Exercise brief
Where a line contains the word "kind", copy that line in full.

Records about charts and figures:
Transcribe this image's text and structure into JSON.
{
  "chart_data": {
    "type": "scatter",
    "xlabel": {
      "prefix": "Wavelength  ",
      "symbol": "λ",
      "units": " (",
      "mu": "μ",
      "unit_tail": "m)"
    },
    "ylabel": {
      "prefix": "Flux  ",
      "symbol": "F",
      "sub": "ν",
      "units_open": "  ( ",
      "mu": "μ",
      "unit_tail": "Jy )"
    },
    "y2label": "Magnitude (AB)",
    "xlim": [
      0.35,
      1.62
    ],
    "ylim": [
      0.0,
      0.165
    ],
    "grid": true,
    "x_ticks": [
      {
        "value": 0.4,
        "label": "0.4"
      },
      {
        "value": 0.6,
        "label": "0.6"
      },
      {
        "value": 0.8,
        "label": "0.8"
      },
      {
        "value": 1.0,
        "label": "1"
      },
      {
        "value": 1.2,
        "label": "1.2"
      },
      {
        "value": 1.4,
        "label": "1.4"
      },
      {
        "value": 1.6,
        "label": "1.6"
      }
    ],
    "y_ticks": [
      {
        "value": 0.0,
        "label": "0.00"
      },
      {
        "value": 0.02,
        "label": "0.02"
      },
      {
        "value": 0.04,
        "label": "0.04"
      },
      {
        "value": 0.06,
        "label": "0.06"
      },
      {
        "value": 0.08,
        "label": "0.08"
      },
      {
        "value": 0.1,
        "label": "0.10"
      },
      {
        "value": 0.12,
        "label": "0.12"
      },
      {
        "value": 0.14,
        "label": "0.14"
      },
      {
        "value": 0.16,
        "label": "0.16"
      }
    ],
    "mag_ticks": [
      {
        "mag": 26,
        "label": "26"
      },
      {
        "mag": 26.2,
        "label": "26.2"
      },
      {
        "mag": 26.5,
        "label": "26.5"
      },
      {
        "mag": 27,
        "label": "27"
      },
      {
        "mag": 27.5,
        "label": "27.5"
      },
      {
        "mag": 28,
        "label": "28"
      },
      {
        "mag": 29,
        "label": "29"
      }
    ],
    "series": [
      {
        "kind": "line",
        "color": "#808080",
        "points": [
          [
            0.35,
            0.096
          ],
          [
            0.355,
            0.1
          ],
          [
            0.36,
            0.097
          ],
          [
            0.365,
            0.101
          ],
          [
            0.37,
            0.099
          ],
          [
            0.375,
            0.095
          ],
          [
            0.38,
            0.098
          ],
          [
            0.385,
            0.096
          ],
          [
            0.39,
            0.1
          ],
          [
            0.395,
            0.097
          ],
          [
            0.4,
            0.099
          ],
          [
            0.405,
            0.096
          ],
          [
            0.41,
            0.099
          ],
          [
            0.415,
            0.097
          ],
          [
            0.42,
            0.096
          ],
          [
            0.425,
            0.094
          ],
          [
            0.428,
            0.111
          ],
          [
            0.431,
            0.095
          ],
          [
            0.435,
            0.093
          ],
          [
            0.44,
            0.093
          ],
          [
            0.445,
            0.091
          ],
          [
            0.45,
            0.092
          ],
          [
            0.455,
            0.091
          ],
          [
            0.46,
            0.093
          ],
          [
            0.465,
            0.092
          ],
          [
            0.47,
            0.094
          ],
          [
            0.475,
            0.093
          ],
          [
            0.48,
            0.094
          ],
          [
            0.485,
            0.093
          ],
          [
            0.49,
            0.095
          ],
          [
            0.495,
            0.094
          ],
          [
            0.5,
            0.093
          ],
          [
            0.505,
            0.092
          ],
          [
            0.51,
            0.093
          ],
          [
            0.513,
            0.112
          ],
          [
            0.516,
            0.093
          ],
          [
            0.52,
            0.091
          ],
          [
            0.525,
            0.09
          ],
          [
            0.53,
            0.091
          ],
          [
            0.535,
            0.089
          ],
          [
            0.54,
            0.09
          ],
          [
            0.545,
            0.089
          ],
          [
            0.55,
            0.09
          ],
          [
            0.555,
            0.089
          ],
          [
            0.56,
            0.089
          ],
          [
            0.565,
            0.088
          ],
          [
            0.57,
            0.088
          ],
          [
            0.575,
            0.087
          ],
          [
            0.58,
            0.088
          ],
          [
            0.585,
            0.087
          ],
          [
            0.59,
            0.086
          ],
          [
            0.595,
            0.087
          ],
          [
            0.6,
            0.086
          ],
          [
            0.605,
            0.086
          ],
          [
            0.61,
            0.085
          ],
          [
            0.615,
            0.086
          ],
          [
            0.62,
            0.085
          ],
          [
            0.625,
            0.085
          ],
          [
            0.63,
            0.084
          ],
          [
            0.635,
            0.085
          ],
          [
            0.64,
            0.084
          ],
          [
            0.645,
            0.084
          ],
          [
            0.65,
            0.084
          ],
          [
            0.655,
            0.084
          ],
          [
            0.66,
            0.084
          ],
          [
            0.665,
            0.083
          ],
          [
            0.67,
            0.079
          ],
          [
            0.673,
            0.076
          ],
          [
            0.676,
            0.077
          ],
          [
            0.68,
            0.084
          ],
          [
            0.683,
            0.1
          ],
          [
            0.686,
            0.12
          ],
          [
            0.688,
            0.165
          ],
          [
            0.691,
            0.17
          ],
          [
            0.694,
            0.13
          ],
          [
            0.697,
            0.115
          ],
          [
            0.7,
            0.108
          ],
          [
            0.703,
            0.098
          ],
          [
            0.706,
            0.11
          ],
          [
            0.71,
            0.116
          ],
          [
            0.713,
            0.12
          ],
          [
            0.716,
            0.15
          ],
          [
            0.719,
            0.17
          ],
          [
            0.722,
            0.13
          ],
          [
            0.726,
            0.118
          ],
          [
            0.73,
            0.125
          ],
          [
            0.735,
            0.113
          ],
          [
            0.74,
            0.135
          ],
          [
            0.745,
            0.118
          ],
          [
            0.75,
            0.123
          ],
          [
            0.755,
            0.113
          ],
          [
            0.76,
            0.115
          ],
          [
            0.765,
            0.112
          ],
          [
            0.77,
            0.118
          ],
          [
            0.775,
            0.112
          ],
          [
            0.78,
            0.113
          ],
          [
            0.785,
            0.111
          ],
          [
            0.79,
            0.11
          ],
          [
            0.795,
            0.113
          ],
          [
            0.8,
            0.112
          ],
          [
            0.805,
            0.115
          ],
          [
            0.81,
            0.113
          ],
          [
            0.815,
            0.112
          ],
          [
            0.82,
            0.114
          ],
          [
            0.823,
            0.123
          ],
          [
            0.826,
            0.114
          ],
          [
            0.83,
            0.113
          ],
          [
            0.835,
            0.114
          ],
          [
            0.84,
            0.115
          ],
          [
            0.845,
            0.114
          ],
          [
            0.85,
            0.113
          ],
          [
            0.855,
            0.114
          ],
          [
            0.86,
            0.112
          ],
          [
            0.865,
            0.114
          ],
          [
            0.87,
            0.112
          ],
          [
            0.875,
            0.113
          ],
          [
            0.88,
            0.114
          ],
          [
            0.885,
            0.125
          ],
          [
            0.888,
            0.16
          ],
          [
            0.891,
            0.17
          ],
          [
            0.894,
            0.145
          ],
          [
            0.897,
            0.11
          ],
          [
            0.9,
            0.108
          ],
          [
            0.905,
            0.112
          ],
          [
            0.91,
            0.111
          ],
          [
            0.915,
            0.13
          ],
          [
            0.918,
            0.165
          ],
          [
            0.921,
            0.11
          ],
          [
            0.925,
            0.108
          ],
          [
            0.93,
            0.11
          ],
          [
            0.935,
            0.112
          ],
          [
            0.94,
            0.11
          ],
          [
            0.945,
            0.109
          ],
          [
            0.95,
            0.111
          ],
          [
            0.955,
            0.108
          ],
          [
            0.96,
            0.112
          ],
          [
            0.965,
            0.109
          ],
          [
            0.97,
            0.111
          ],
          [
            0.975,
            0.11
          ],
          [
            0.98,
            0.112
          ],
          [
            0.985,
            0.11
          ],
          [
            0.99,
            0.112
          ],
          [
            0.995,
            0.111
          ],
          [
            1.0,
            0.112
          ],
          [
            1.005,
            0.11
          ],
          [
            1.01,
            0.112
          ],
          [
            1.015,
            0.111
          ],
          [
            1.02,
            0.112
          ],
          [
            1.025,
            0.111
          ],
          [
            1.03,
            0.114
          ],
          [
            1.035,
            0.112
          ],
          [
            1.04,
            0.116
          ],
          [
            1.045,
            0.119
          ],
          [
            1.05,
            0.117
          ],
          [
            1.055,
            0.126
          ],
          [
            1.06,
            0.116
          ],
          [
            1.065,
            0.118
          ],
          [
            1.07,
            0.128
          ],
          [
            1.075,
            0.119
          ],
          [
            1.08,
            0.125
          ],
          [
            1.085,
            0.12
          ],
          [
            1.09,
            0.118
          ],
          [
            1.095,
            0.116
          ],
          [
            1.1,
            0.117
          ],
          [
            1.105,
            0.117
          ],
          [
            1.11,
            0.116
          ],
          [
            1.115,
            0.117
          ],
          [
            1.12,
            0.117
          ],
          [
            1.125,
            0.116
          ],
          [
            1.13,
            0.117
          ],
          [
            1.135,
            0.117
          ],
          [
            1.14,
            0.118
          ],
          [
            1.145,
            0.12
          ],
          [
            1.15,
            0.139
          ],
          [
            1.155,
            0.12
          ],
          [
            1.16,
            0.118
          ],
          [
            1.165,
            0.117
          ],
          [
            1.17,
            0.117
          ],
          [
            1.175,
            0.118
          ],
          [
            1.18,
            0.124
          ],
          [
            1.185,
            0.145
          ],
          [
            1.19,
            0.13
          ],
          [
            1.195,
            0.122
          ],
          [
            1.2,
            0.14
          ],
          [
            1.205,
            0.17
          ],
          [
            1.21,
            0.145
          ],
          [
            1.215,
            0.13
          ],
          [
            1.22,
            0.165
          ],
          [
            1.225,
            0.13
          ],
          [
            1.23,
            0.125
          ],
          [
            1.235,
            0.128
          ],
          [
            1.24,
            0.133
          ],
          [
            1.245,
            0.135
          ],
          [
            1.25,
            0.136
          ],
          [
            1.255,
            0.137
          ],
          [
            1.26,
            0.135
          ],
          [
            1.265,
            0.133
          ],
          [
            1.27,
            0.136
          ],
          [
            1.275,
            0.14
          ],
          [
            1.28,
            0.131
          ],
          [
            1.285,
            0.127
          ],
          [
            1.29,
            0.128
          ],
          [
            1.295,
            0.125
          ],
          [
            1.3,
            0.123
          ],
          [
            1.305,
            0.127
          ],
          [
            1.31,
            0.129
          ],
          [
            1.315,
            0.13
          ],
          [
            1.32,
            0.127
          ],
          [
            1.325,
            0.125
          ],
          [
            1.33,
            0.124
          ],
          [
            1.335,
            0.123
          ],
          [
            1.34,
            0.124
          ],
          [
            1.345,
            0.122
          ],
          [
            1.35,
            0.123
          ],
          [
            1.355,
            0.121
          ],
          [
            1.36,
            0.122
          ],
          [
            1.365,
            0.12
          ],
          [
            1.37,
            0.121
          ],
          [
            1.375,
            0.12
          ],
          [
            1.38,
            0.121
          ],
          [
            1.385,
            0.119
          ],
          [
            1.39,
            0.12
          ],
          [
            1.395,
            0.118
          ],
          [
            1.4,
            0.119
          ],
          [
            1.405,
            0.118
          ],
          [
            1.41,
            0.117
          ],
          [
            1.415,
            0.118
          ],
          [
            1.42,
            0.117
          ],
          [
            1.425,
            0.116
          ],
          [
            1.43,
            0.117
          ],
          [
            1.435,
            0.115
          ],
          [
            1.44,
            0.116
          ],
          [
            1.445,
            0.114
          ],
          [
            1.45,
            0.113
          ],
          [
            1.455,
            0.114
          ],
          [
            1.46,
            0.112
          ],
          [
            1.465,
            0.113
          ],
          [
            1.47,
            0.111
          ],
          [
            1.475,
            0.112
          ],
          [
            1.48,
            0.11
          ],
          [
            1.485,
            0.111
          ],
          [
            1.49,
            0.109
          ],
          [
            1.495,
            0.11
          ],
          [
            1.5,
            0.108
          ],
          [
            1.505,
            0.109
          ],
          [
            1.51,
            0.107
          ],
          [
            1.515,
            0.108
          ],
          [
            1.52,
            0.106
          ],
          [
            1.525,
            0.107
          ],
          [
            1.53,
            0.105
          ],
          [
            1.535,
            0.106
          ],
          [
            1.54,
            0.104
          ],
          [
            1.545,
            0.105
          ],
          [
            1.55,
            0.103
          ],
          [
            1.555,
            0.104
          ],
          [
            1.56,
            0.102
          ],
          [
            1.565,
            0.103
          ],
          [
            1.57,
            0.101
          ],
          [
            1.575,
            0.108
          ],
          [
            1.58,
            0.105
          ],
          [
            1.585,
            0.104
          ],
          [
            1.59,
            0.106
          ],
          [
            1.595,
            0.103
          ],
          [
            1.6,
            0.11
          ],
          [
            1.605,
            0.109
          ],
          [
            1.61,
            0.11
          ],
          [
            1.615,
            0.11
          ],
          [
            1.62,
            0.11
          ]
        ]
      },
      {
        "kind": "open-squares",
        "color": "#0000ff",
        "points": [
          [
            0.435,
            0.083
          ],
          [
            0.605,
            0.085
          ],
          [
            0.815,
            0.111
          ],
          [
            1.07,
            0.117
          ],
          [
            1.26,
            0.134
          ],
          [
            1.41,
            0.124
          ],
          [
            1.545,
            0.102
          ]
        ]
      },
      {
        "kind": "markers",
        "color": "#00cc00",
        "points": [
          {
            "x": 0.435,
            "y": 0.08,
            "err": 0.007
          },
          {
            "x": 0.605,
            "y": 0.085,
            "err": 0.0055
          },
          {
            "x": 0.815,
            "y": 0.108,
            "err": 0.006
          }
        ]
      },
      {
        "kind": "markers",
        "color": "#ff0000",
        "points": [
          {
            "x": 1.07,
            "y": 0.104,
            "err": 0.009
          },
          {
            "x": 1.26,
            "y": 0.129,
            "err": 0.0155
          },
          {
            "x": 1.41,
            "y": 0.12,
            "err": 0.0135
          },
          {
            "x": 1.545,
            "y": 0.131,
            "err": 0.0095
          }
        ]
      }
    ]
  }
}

Answer to the task
        "kind": "line",
        "kind": "open-squares",
        "kind": "markers",
        "kind": "markers",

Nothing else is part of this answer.